#### STATED PROBLEM:
Would you restate all the data that follows, word for word?

---- ITEMS

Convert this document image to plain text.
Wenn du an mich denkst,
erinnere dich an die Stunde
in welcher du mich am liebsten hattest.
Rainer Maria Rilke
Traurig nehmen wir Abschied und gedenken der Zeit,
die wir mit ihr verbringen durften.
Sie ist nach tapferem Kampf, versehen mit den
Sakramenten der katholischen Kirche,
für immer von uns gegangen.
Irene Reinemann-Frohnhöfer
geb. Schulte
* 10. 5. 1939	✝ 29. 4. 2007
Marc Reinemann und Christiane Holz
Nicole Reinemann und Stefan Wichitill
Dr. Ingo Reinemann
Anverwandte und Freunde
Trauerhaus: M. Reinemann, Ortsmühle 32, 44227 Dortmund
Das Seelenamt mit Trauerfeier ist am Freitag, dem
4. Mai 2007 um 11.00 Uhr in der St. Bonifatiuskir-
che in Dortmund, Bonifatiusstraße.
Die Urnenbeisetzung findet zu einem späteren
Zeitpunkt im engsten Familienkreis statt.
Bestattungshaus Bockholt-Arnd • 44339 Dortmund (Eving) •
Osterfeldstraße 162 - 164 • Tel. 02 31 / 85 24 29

--------

#### THE REPLY:
Convert this document image to plain text.
Wenn du an mich denkst,
erinnere dich an die Stunde
in welcher du mich am liebsten hattest.
Rainer Maria Rilke
Traurig nehmen wir Abschied und gedenken der Zeit,
die wir mit ihr verbringen durften.
Sie ist nach tapferem Kampf, versehen mit den
Sakramenten der katholischen Kirche,
für immer von uns gegangen.
Irene Reinemann-Frohnhöfer
geb. Schulte
* 10. 5. 1939	✝ 29. 4. 2007
Marc Reinemann und Christiane Holz
Nicole Reinemann und Stefan Wichitill
Dr. Ingo Reinemann
Anverwandte und Freunde
Trauerhaus: M. Reinemann, Ortsmühle 32, 44227 Dortmund
Das Seelenamt mit Trauerfeier ist am Freitag, dem
4. Mai 2007 um 11.00 Uhr in der St. Bonifatiuskir-
che in Dortmund, Bonifatiusstraße.
Die Urnenbeisetzung findet zu einem späteren
Zeitpunkt im engsten Familienkreis statt.
Bestattungshaus Bockholt-Arnd • 44339 Dortmund (Eving) •
Osterfeldstraße 162 - 164 • Tel. 02 31 / 85 24 29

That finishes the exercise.